Data entries
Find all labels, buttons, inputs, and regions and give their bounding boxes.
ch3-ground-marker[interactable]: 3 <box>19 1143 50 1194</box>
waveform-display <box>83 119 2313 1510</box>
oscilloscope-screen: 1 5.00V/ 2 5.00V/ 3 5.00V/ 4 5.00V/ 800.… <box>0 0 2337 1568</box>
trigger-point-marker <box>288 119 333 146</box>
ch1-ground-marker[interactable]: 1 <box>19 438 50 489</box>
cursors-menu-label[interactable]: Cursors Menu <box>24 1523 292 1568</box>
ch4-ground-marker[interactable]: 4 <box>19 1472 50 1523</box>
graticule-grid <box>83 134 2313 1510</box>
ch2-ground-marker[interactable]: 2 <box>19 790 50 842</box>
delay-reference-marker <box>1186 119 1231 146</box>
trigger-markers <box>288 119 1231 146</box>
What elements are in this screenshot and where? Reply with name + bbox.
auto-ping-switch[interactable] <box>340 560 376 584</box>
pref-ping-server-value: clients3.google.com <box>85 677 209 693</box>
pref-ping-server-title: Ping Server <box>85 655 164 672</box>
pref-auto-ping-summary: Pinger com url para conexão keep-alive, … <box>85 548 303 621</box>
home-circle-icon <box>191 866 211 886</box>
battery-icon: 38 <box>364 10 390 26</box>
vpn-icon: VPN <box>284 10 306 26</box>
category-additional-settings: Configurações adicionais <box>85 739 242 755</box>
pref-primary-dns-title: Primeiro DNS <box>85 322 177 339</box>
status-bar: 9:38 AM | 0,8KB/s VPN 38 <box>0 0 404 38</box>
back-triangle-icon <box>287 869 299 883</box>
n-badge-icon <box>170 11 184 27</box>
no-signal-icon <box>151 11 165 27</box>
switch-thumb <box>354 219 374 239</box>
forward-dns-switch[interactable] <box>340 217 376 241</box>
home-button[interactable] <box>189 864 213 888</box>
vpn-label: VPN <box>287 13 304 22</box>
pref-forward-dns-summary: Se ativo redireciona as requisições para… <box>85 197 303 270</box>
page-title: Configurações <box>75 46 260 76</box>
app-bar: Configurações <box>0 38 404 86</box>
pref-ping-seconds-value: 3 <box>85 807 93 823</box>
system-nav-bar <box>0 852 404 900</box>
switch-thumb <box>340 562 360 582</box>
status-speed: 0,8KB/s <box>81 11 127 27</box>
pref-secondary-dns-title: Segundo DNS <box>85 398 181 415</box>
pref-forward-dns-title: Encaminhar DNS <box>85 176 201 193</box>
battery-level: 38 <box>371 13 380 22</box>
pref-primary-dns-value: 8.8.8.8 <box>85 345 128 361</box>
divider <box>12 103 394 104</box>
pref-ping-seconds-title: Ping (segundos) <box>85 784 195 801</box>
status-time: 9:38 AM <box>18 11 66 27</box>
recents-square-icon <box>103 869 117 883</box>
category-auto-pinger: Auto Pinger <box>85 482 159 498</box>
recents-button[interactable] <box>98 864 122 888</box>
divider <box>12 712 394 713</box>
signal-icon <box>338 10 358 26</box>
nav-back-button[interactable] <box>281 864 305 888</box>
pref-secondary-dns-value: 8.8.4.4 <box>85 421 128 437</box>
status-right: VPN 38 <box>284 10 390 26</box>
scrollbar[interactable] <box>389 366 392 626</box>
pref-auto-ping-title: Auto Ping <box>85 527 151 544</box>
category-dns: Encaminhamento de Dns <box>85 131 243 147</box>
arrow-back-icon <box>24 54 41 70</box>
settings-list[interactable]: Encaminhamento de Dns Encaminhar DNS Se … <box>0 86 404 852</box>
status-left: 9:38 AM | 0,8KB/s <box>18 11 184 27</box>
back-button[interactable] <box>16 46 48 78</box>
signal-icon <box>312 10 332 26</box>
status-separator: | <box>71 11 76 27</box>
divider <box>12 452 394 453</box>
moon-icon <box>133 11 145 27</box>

TASK DESCRIPTION » Rewrite the stretch from the start of the records through the line containing "oscilloscope-screen: 1 5.00V/", changing "waveform-display" to "signal-display" and keeping everything else the same.

ANSWER TO THIS PROBLEM »
Find all labels, buttons, inputs, and regions and give their bounding boxes.
ch3-ground-marker[interactable]: 3 <box>19 1143 50 1194</box>
signal-display <box>83 119 2313 1510</box>
oscilloscope-screen: 1 5.00V/ 2 5.00V/ 3 5.00V/ 4 5.00V/ 800.… <box>0 0 2337 1568</box>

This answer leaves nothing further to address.